==== SELECTED PASSAGE

6. Secrets Management
In section 6.1 the guidance recommends using a dedicate secrets management tool for storing sensitive information. In Kubernetes one pattern I’ve seen that should definitely be avoided here is using config maps to store secret information as they would not comply with this recommendation.
7. Container Orchestration Tool Auditing
Section 7.1 recommends not only that auditing is enabled (which is often not the default with Kubernetes distributions) but that audit logs are stored and processed on a centralized system to avoid the risk of tampering.
8. Container Monitoring
Section 8.1 applies similar guidance to the previous section recommending that container logs are stored centrally to ensure their availability in the case of a security incident.
9. Container Runtime Security
Section 9.1 recommends that for high-risk workloads hypervisor (e.g. Firecracker) or sandbox (e.g. gVisor) style isolation is considered, due to the larger attack surface of standard Linux container isolation.
Section 9.2 will be specifically relevant to anyone using Windows containers in PCI environments. As I talked about last week Windows process isolated containers are not considered by Microsoft to provide a security barrier, so Hyper-V based containers should be used to provide appropriate isolation. A complicating factor here is that currently Hyper-V based Windows containers are not supported under Kubernetes.
Section 10.1 makes the recommendation that security patches are applied to all container orchestration tools. One challenge in Kubernetes environments is staying within the support window of the product (currently 12 months) so attention should be paid to this.
Section 10.2 recommends that cluster nodes are regularly upgraded. Of specific importance here is Linux kernel upgrades where nodes will likely need rebooted for them to take effect.
Section 10.3 recommends that container images are regularly scanned updated and the containers redeployed so that those updates are effective in the cluster.
11. Resource Management
Section 11.1 recommends that all workloads in a cluster have resource limits applied. With containers sharing resources on cluster nodes, it is generally important to try and reduce the risk of noisy neighbours.
12. Container images building
The recommendations in this section aren’t really specific to container orchestration, they apply wherever containers are used in in-scope environments.
A recommendation to use minimal base images in a registry under the organization’s control are covered in 12.1 and 12.2, while a standard piece of container security advice to run containers as non-root users is mentioned in section 12.3.
The recommendations in this section relate to the security of container image registries. Section 13.3 recommends integrating container vulnerability scanning into the registry to ensure that images are regularly scanned and updated.
14. Version Management
This section covers some best practices related to ensuring that version management is used for cluster resource.
15. Configuration Management
This section deals with ensuring that testing and configuration standards are in place for all container/container orchestration components.
This section relates to segmentation of clusters. Recommendation 16.1 covers the idea that dedicated clusters should be used for high-security components with 16.2 covering the idea of using dedicated node pools where that’s not possible. In general, effectively creating security segmentation on Kubernetes is a difficult task requiring isolation of workloads, the network and Kubernetes API services. Generallym the surest security barrier is placed at the cluster level.
It’s good to see additional guidance for container orchestration environments being developed as these technologies are more widely used in regulated environments. with this guidance there are definitely some challenging areas for Kubernetes based environments where defaults will need to be adapted to include PCI’s recommendations.

========

TASK DIRECTIONS: From the text on PCI container orchestration guidance, retype word for word the part that opens with the words containing "Section 10.1 makes" and closes with "in the cluster.".

==== GIVEN RECORDS

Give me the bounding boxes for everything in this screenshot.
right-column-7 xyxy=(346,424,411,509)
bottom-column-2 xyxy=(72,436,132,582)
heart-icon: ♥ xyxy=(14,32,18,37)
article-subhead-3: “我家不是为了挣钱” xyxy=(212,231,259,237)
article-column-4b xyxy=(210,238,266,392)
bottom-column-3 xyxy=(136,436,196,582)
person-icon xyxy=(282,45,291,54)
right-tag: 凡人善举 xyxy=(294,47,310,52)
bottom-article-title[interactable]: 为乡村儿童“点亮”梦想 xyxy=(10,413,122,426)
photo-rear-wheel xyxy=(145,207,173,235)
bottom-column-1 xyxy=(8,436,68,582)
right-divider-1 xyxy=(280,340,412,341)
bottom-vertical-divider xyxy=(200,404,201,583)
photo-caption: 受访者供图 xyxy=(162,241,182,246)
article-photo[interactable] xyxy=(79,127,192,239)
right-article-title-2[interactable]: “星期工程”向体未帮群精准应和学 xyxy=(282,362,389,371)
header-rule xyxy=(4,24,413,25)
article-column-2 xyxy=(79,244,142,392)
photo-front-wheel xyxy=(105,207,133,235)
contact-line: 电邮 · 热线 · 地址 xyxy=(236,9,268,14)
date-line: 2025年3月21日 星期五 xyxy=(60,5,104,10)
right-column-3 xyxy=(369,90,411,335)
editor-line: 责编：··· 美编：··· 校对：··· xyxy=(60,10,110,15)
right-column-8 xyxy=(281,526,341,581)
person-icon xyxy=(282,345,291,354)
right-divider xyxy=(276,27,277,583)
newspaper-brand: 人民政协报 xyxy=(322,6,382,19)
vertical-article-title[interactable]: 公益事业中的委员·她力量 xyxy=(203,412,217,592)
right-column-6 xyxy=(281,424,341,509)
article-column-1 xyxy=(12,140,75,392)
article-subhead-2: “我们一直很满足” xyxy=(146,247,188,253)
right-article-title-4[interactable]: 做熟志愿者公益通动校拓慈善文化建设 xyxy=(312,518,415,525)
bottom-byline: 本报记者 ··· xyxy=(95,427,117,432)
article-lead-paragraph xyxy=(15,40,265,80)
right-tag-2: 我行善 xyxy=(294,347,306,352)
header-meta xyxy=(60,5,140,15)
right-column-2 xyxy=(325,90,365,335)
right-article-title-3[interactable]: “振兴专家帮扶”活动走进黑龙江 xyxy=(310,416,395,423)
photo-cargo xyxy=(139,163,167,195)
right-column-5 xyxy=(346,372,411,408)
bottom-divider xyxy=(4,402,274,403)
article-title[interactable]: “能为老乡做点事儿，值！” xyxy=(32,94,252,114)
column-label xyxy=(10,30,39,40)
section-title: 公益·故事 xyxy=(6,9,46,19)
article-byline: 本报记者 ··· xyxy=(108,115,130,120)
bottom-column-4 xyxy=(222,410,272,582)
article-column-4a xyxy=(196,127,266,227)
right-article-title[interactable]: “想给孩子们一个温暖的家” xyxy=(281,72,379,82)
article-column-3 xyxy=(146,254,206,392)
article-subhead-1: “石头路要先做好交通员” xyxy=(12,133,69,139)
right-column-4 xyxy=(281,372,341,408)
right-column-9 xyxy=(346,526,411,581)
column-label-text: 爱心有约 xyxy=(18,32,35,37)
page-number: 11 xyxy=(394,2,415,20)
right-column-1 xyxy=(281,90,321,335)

========

WRITTEN SOLUTION:
Section 10.1 makes the recommendation that security patches are applied to all container orchestration tools. One challenge in Kubernetes environments is staying within the support window of the product (currently 12 months) so attention should be paid to this.
Section 10.2 recommends that cluster nodes are regularly upgraded. Of specific importance here is Linux kernel upgrades where nodes will likely need rebooted for them to take effect.
Section 10.3 recommends that container images are regularly scanned updated and the containers redeployed so that those updates are effective in the cluster.